What is asked = Note each line where "from" appears, and copy it.
+---+
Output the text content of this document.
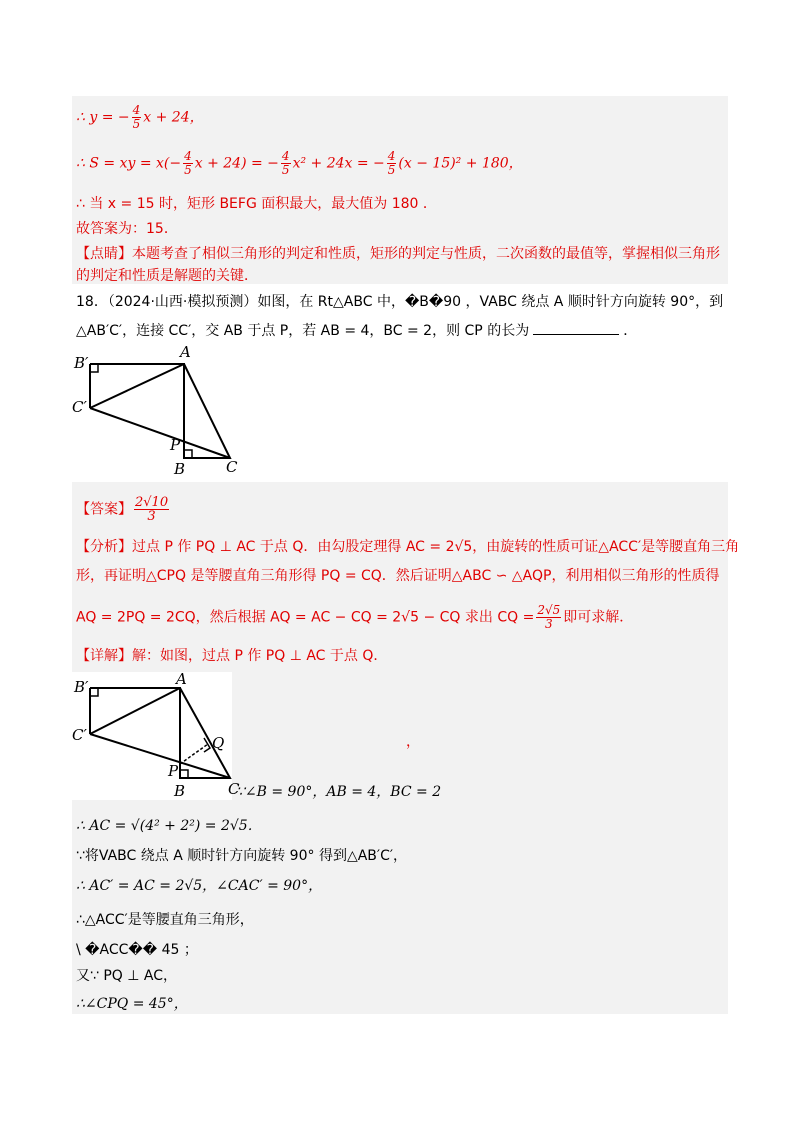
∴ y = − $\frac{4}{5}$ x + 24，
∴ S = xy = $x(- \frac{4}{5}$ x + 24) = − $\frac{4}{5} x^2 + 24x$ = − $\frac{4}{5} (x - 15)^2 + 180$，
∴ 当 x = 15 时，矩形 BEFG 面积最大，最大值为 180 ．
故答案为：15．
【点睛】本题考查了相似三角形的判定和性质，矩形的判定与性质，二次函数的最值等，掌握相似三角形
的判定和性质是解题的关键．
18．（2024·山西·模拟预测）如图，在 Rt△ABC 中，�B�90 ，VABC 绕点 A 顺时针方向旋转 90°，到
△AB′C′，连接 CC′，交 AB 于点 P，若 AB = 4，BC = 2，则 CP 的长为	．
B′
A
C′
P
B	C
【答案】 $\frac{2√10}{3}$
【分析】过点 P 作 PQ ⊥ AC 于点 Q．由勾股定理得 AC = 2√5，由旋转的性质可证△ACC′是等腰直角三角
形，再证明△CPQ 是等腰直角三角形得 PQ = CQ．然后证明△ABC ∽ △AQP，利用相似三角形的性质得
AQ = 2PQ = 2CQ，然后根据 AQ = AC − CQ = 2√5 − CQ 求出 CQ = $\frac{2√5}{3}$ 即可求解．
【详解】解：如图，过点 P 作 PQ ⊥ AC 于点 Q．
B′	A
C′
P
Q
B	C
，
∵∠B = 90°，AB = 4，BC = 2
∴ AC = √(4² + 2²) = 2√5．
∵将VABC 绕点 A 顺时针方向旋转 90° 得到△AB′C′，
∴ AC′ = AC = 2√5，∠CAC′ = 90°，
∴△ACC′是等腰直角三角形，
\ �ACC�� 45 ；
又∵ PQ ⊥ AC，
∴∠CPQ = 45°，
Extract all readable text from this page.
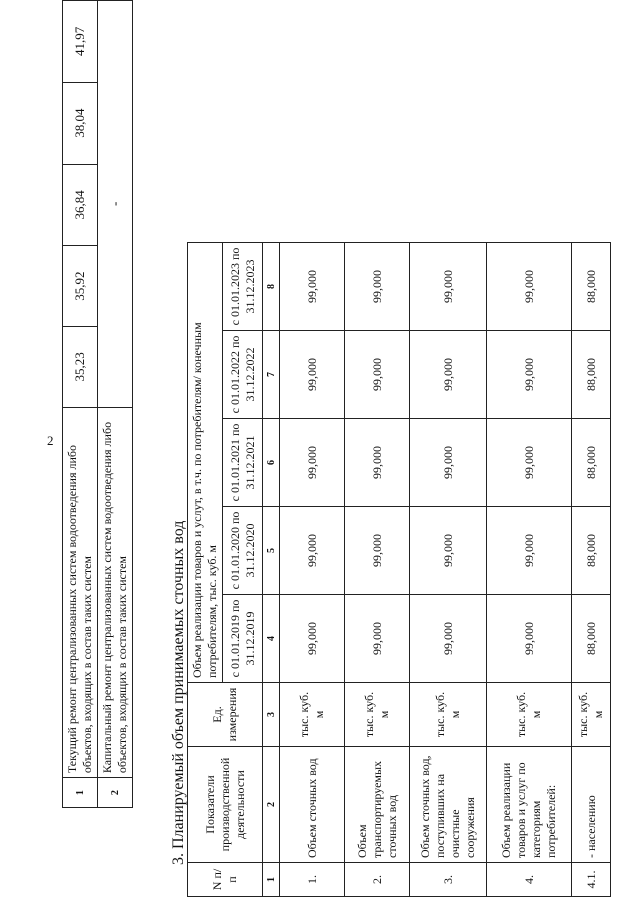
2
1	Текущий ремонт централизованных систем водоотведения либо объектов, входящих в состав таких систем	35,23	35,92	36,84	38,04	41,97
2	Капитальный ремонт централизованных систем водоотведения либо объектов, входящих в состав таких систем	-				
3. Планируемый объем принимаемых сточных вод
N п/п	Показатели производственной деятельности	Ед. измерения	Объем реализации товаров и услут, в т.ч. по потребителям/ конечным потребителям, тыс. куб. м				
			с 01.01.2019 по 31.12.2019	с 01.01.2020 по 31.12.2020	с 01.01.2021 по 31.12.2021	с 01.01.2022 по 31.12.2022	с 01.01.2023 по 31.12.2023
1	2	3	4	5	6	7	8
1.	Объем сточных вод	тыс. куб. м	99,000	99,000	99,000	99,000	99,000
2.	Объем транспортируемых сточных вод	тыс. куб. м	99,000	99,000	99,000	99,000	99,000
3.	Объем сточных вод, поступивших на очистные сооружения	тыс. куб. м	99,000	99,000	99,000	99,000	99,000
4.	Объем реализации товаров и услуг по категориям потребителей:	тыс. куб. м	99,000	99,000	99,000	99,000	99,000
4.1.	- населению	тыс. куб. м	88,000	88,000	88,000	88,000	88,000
+---+
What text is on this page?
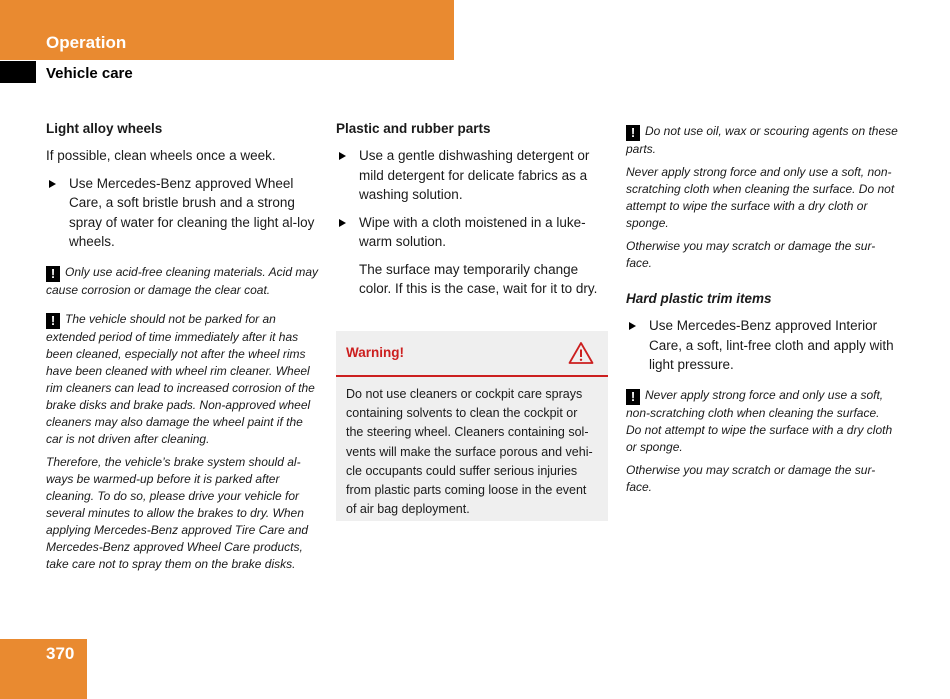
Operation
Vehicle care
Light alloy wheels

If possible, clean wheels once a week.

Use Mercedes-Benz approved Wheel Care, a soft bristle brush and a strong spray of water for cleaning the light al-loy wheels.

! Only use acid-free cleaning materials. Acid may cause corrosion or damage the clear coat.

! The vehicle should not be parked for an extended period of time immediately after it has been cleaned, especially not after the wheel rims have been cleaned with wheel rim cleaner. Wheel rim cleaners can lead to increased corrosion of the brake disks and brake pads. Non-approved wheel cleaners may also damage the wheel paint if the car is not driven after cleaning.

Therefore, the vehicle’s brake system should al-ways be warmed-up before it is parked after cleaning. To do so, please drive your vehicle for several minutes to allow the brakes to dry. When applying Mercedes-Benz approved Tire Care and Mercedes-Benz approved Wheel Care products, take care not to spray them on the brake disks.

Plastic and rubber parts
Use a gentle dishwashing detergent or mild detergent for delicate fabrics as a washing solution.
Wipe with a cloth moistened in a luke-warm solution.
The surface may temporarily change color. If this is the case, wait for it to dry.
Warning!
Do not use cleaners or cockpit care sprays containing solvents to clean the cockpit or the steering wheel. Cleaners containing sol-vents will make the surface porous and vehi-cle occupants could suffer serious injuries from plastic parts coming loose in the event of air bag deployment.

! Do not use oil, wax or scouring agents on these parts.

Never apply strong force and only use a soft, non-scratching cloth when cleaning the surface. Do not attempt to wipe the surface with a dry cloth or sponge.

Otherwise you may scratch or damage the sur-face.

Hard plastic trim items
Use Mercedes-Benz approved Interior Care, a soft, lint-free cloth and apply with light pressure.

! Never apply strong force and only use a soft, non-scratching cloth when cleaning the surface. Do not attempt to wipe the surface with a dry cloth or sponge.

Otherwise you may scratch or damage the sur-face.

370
+---+
Exercise solution =
Extract all readable text from this page.
Do not use cleaners or cockpit care sprays containing solvents to clean the cockpit or the steering wheel. Cleaners containing sol-vents will make the surface porous and vehi-cle occupants could suffer serious injuries from plastic parts coming loose in the event of air bag deployment.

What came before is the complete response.